▶ **Given task**
Can you write out everything from "In 2023, we" down to "is the CSRD?" in the ESG disclosure passage, switching "directives" to "laws"?

As the United States grapples with new climate disclosures for organizations doing business in California and the much-anticipated pending climate-related regulations from the Securities and Exchange Commission (SEC), businesses across the globe would be smart to look at what is happening in the EU and to start taking pre-emptive action today. Even with all the “anti-woke sentiment in the media today – these rulings underscore an undeniable truth: ESG is here to stay, and requirements are only going to get stricter over the years to come.

Examining the United States ESG landscape provides critical context for our discourse on the EU’s trendsetting ESG disclosure requirements, how they inform other regulatory bodies, and what it all means going forward. This dialogue intends to help organizations understand current obligations and prepare for upcoming disclosure requirements.

The EU is leading the way

The “ESG discussion” is quite nuanced, but let’s start by looking at it from two main areas the various laws endeavor to regulate: ESG data collection and disclosure and supply chain due diligence and monitoring – including human rights impact assessments and addressing modern slavery within the supply chain.

In 2023, we saw the landmark passage of several new directives. All of these will have potential global impacts, from directly affecting businesses in the EU or organizations that do a substantial amount of business in the EU, to serving as a global weathervane for what is likely to come. So, let’s start with the core ESG regulations coming out of the EU.

What is the CSRD?

Element box annotations

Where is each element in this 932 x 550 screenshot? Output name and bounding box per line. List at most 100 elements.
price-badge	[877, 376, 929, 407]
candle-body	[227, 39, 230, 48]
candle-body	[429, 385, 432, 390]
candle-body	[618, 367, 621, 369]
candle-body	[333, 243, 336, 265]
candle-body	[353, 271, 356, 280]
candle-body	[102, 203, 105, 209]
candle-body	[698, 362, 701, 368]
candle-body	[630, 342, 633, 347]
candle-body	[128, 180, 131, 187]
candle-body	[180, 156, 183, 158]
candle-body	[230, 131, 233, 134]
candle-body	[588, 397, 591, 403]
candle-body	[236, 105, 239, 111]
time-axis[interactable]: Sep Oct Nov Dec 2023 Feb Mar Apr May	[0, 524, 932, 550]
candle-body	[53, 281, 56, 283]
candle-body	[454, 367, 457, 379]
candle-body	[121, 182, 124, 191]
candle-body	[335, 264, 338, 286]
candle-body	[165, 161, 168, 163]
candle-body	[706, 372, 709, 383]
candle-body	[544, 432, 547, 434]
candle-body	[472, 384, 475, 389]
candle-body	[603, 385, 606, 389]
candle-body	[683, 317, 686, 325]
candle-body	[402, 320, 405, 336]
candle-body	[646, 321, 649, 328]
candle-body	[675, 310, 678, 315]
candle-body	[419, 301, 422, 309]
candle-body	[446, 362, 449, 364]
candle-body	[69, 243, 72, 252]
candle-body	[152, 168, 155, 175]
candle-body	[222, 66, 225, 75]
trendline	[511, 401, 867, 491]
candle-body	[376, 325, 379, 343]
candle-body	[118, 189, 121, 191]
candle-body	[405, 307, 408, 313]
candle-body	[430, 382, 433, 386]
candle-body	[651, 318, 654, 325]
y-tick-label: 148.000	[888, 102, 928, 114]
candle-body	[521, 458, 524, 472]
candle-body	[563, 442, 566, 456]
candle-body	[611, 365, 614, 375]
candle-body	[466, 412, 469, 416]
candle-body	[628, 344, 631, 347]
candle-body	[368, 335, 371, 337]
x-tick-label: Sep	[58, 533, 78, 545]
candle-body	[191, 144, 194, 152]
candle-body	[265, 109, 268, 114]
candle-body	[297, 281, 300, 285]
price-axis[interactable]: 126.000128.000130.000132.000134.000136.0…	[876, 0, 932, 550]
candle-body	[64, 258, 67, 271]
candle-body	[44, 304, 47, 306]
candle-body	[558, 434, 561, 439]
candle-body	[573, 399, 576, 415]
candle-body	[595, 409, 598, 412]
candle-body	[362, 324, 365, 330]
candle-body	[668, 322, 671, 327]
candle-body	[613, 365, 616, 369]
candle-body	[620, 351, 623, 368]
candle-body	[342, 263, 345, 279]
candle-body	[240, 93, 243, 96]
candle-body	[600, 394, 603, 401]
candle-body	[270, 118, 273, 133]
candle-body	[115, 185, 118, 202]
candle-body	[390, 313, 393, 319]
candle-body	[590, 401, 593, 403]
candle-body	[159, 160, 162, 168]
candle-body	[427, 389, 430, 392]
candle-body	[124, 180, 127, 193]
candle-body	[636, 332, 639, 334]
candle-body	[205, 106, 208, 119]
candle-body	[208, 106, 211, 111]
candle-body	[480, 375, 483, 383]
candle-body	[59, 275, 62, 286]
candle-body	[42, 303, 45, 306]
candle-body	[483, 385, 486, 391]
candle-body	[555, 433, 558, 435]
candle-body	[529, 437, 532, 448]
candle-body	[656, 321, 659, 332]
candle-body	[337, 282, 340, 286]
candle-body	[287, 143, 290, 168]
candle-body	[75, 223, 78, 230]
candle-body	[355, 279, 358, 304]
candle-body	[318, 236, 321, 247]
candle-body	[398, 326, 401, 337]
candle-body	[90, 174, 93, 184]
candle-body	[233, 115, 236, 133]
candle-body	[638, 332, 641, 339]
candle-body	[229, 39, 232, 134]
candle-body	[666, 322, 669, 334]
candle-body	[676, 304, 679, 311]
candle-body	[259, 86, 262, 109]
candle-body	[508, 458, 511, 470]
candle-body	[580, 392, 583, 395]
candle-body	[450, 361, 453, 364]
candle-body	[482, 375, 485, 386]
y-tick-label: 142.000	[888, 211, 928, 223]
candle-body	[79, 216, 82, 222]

▶ **Written response**
In 2023, we saw the landmark passage of several new laws. All of these will have potential global impacts, from directly affecting businesses in the EU or organizations that do a substantial amount of business in the EU, to serving as a global weathervane for what is likely to come. So, let’s start with the core ESG regulations coming out of the EU.

What is the CSRD?